§ Material provided
┌──
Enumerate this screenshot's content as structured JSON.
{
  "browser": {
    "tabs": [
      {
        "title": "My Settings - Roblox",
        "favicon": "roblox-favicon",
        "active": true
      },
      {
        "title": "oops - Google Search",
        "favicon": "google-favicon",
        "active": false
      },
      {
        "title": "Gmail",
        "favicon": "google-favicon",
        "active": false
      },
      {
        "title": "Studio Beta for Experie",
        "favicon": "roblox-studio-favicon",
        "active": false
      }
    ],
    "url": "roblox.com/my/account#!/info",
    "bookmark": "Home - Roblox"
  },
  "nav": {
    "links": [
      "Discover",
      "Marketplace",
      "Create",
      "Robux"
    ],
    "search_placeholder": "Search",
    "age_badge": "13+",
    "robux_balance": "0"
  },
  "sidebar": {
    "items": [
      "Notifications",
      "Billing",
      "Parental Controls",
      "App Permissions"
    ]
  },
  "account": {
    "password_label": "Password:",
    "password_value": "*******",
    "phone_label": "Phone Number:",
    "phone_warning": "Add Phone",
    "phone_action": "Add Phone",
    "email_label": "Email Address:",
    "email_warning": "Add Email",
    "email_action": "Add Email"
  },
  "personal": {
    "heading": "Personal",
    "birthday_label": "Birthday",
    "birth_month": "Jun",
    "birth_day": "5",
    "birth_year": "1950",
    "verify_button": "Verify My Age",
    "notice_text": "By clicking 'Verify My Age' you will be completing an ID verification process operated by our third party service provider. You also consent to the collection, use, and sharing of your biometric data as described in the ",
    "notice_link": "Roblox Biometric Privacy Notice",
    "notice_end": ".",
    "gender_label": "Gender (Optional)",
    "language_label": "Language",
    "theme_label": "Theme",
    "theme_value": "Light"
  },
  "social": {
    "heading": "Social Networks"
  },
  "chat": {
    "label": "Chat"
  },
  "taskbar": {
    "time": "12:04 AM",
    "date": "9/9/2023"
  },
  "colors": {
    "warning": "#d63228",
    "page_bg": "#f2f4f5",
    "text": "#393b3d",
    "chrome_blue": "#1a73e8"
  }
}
└──
§ Written task
Return each full line of the entries that contains the word "title".

§ The solution
        "title": "My Settings - Roblox",
        "title": "oops - Google Search",
        "title": "Gmail",
        "title": "Studio Beta for Experie",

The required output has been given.